--- Provided material ---
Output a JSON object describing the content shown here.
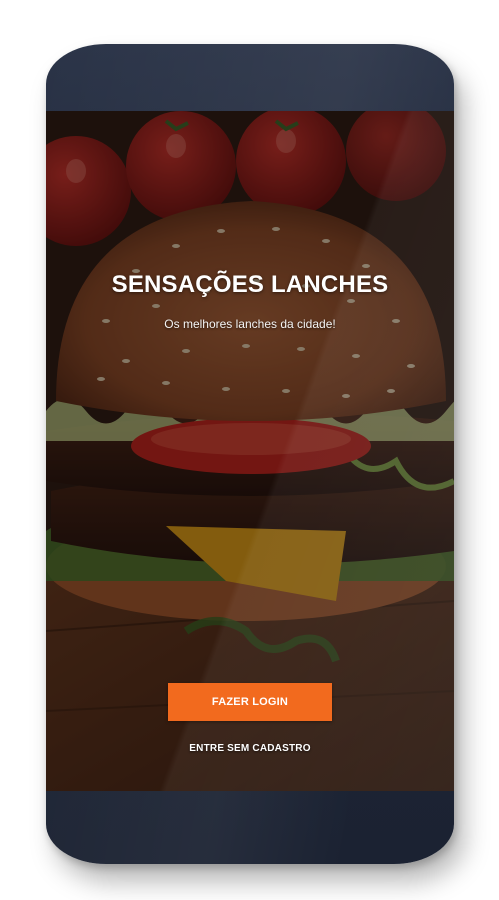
{
  "app": {
    "title": "SENSAÇÕES LANCHES",
    "tagline": "Os melhores lanches da cidade!"
  },
  "actions": {
    "login_label": "FAZER LOGIN",
    "guest_label": "ENTRE SEM CADASTRO"
  },
  "background": {
    "description_icon": "burger-photo"
  },
  "colors": {
    "accent": "#f26a1e",
    "phone_body": "#1f2738",
    "text": "#ffffff"
  }
}
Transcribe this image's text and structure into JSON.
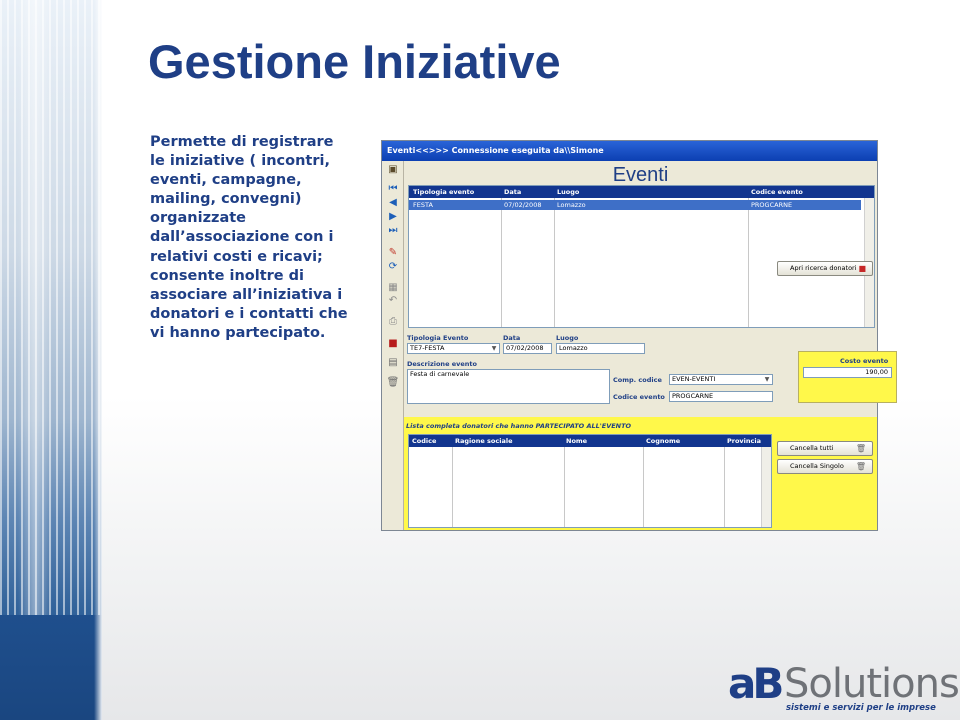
{
  "slide": {
    "title": "Gestione Iniziative",
    "description": "Permette di registrare le iniziative ( incontri, eventi, campagne, mailing, convegni) organizzate dall’associazione con i relativi costi e ricavi; consente inoltre di associare all’iniziativa i donatori e i contatti che vi hanno partecipato."
  },
  "window": {
    "title": "Eventi<<>>> Connessione eseguita da\\\\Simone",
    "header": "Eventi"
  },
  "toolbar": {
    "icons": [
      "exit-icon",
      "first-record-icon",
      "previous-record-icon",
      "next-record-icon",
      "last-record-icon",
      "edit-icon",
      "refresh-icon",
      "save-icon",
      "undo-icon",
      "print-icon",
      "report-icon",
      "notes-icon",
      "delete-icon"
    ]
  },
  "events_grid": {
    "columns": [
      "Tipologia evento",
      "Data",
      "Luogo",
      "Codice evento"
    ],
    "rows": [
      {
        "tipologia": "FESTA",
        "data": "07/02/2008",
        "luogo": "Lomazzo",
        "codice": "PROGCARNE"
      }
    ]
  },
  "form": {
    "tipologia_label": "Tipologia Evento",
    "tipologia_value": "TE7-FESTA",
    "data_label": "Data",
    "data_value": "07/02/2008",
    "luogo_label": "Luogo",
    "luogo_value": "Lomazzo",
    "descrizione_label": "Descrizione evento",
    "descrizione_value": "Festa di carnevale",
    "comp_codice_label": "Comp. codice",
    "comp_codice_value": "EVEN-EVENTI",
    "codice_evento_label": "Codice evento",
    "codice_evento_value": "PROGCARNE",
    "costo_evento_label": "Costo evento",
    "costo_evento_value": "190,00"
  },
  "donors": {
    "caption": "Lista completa donatori che hanno PARTECIPATO ALL'EVENTO",
    "columns": [
      "Codice",
      "Ragione sociale",
      "Nome",
      "Cognome",
      "Provincia"
    ],
    "buttons": {
      "apri": "Apri ricerca donatori",
      "cancella_tutti": "Cancella tutti",
      "cancella_singolo": "Cancella Singolo"
    }
  },
  "logo": {
    "mark": "aB",
    "word": "Solutions",
    "tagline": "sistemi e servizi per le imprese"
  },
  "colors": {
    "title_blue": "#1f3f86",
    "grid_header": "#12358f",
    "selected_row": "#3e6fc7",
    "panel_yellow": "#fff84a",
    "window_bg": "#ece9d8"
  }
}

--- Exercise brief ---
Omit the pictures, and quote the material above exactly as given.

--- Solved problem ---
Output a JSON object describing the content shown here.
{
  "app": {
    "title": "SENSAÇÕES LANCHES",
    "tagline": "Os melhores lanches da cidade!"
  },
  "actions": {
    "login_label": "FAZER LOGIN",
    "guest_label": "ENTRE SEM CADASTRO"
  },
  "background": {
    "description_icon": "burger-photo"
  },
  "colors": {
    "accent": "#f26a1e",
    "phone_body": "#1f2738",
    "text": "#ffffff"
  }
}
Transcribe this image's text and structure into JSON.
{
  "slide": {
    "title": "Gestione Iniziative",
    "description": "Permette di registrare le iniziative ( incontri, eventi, campagne, mailing, convegni) organizzate dall’associazione con i relativi costi e ricavi; consente inoltre di associare all’iniziativa i donatori e i contatti che vi hanno partecipato."
  },
  "window": {
    "title": "Eventi<<>>> Connessione eseguita da\\\\Simone",
    "header": "Eventi"
  },
  "toolbar": {
    "icons": [
      "exit-icon",
      "first-record-icon",
      "previous-record-icon",
      "next-record-icon",
      "last-record-icon",
      "edit-icon",
      "refresh-icon",
      "save-icon",
      "undo-icon",
      "print-icon",
      "report-icon",
      "notes-icon",
      "delete-icon"
    ]
  },
  "events_grid": {
    "columns": [
      "Tipologia evento",
      "Data",
      "Luogo",
      "Codice evento"
    ],
    "rows": [
      {
        "tipologia": "FESTA",
        "data": "07/02/2008",
        "luogo": "Lomazzo",
        "codice": "PROGCARNE"
      }
    ]
  },
  "form": {
    "tipologia_label": "Tipologia Evento",
    "tipologia_value": "TE7-FESTA",
    "data_label": "Data",
    "data_value": "07/02/2008",
    "luogo_label": "Luogo",
    "luogo_value": "Lomazzo",
    "descrizione_label": "Descrizione evento",
    "descrizione_value": "Festa di carnevale",
    "comp_codice_label": "Comp. codice",
    "comp_codice_value": "EVEN-EVENTI",
    "codice_evento_label": "Codice evento",
    "codice_evento_value": "PROGCARNE",
    "costo_evento_label": "Costo evento",
    "costo_evento_value": "190,00"
  },
  "donors": {
    "caption": "Lista completa donatori che hanno PARTECIPATO ALL'EVENTO",
    "columns": [
      "Codice",
      "Ragione sociale",
      "Nome",
      "Cognome",
      "Provincia"
    ],
    "buttons": {
      "apri": "Apri ricerca donatori",
      "cancella_tutti": "Cancella tutti",
      "cancella_singolo": "Cancella Singolo"
    }
  },
  "logo": {
    "mark": "aB",
    "word": "Solutions",
    "tagline": "sistemi e servizi per le imprese"
  },
  "colors": {
    "title_blue": "#1f3f86",
    "grid_header": "#12358f",
    "selected_row": "#3e6fc7",
    "panel_yellow": "#fff84a",
    "window_bg": "#ece9d8"
  }
}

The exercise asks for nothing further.